• [Compito assegnato 1]
Traduci in inglese questa frase dell'articolo sul costo delle riforme mancate: "Renzi ha la testa dura, ma i numeri hanno la testa ancora più dura."
• [Compito assegnato 2]
Secondo l'articolo sul costo delle riforme mancate, chi ha annunciato che l'Italia è di nuovo in recessione?
• [Compito assegnato 3]
Riporta il passo dell'articolo sul costo delle riforme mancate compreso tra "Luca Ricolfi –" e "Una differenza enorme.", estremi inclusi.

+++ Testo fornito

Il costo delle riforme mancate

Luca Ricolfi – La Stampa

La lezione è semplice. Renzi ha la testa dura, ma i numeri hanno la testa ancora più dura. Sbeffeggiata dal premier fino a pochi giorni fa, l’economia si sta riprendendo un’amara rivincita. L’Istat ha annunciato che l’Italia è di nuovo in recessione (altroché ripresa nel 2014!), lo spread ha ricominciato a salire, la fiducia nell’Italia è gravemente compromessa sia sui mercati finanziari sia nelle cancellerie europee. Dopo aver trattato con sufficienza chi considera importante qualche decimale in più o in meno, ora Renzi può toccare con mano che è vero l’esatto contrario: crescere o invece decrescere dello 0,2% fa differenza, avere un debito pubblico in diminuzione o in aumento fa differenza, entrare in recessione piuttosto che uscirne fa differenza. Una differenza enorme.

Dal momento che è da gennaio, ossia da ancor prima che Renzi disarcionasse Letta, che insisto sull’imprudenza delle scelte di Renzi, oggi vorrei provare a lasciarlo in pace. Non è tempo di recriminazioni e di impietosi «io l’avevo detto». Quello su cui vorrei soffermarmi, semmai, è l’ambiente in cui Renzi e i suoi fedeli operano, dove per «ambiente» intendo il complesso di credenze, convinzioni, abiti mentali che finora gli hanno reso così facile procedere come uno schiacciasassi. Sono esse, a mio parere, le vere responsabili dell’incapacità dell’Italia di risollevarsi; sono esse il male che neutralizza (o «gattopardizza», direbbe Alan Friedman) ogni vero cambiamento; sono esse l’acqua in cui il pesce Renzi nuota. Di che cosa è fatta l’acqua in cui, come un banco di gagliardi tonnetti, si muovono i nuovi governanti?

++++++
+++ Dati forniti

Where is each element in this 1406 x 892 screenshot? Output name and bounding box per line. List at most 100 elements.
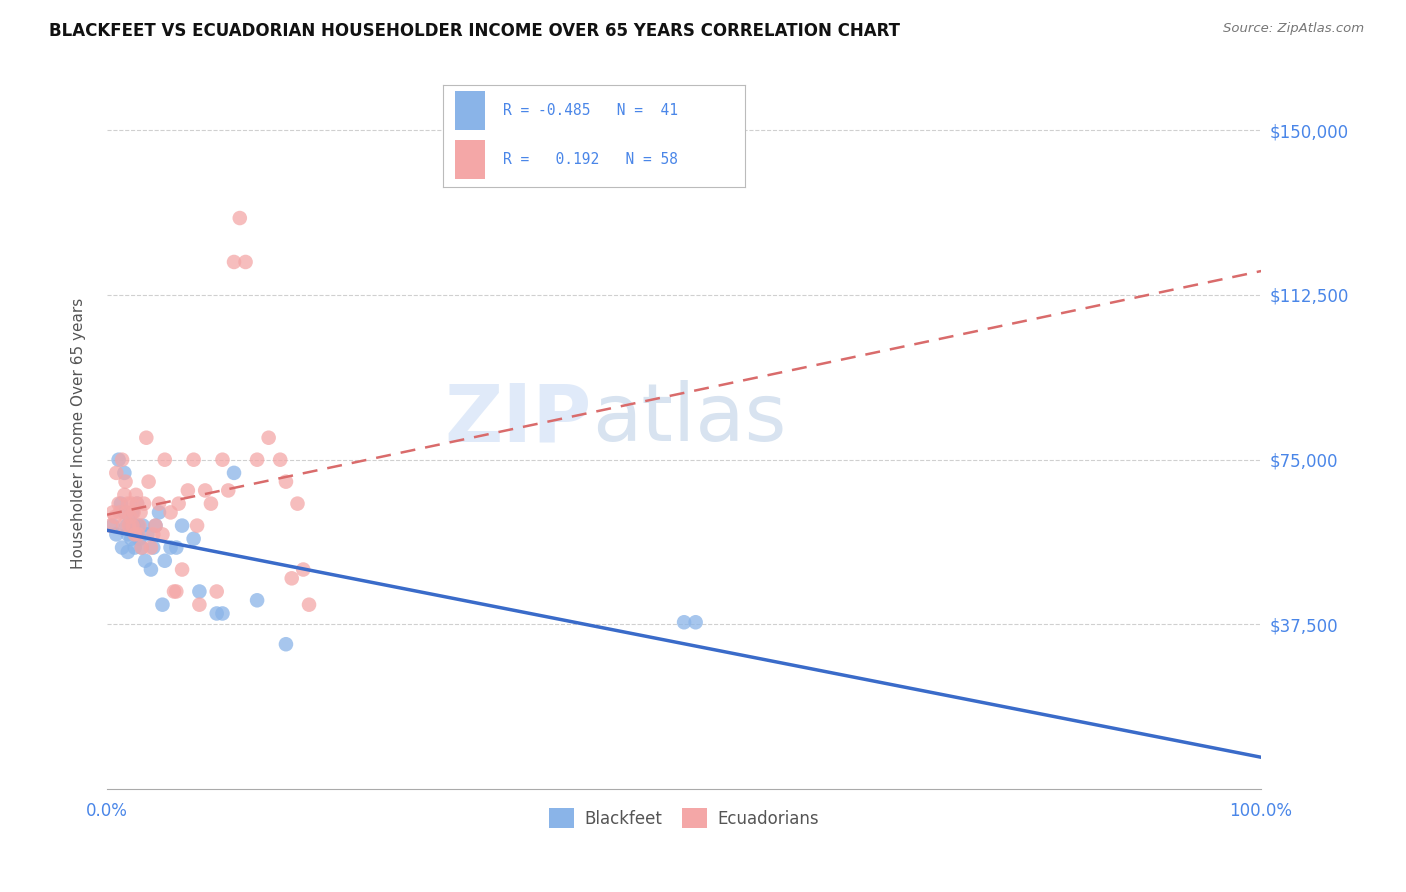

++++++

• [Risposta 1]
Renzi is hard-headed, but the numbers are even more hard-headed.

• [Risposta 2]
L'Istat.

• [Risposta 3]
Luca Ricolfi – La Stampa

La lezione è semplice. Renzi ha la testa dura, ma i numeri hanno la testa ancora più dura. Sbeffeggiata dal premier fino a pochi giorni fa, l’economia si sta riprendendo un’amara rivincita. L’Istat ha annunciato che l’Italia è di nuovo in recessione (altroché ripresa nel 2014!), lo spread ha ricominciato a salire, la fiducia nell’Italia è gravemente compromessa sia sui mercati finanziari sia nelle cancellerie europee. Dopo aver trattato con sufficienza chi considera importante qualche decimale in più o in meno, ora Renzi può toccare con mano che è vero l’esatto contrario: crescere o invece decrescere dello 0,2% fa differenza, avere un debito pubblico in diminuzione o in aumento fa differenza, entrare in recessione piuttosto che uscirne fa differenza. Una differenza enorme.